> [WORK REQUIRED]
State how many lines of the entries include the string "with", please, leaving out everything but the number.

[Collected data]
* START *
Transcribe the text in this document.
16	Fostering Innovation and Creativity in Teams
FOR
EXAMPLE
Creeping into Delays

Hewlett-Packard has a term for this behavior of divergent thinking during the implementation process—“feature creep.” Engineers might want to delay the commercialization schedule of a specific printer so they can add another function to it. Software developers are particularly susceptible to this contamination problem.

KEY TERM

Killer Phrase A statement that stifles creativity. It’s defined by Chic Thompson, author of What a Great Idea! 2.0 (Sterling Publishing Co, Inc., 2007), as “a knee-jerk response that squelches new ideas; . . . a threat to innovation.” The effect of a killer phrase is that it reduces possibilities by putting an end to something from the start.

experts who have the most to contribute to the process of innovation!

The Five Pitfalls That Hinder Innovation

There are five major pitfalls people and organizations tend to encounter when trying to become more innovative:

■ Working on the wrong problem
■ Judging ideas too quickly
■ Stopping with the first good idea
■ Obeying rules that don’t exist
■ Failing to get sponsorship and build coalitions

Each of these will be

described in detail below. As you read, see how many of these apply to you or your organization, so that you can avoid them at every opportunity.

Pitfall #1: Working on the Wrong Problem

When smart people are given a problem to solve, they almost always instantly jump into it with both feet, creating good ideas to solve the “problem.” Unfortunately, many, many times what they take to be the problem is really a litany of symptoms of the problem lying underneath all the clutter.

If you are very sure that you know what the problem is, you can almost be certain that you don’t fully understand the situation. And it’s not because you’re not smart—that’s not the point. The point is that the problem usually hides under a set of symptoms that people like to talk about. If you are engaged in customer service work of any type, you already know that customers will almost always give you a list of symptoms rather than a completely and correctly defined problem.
* END *
> [COMPLETED EXERCISE]
2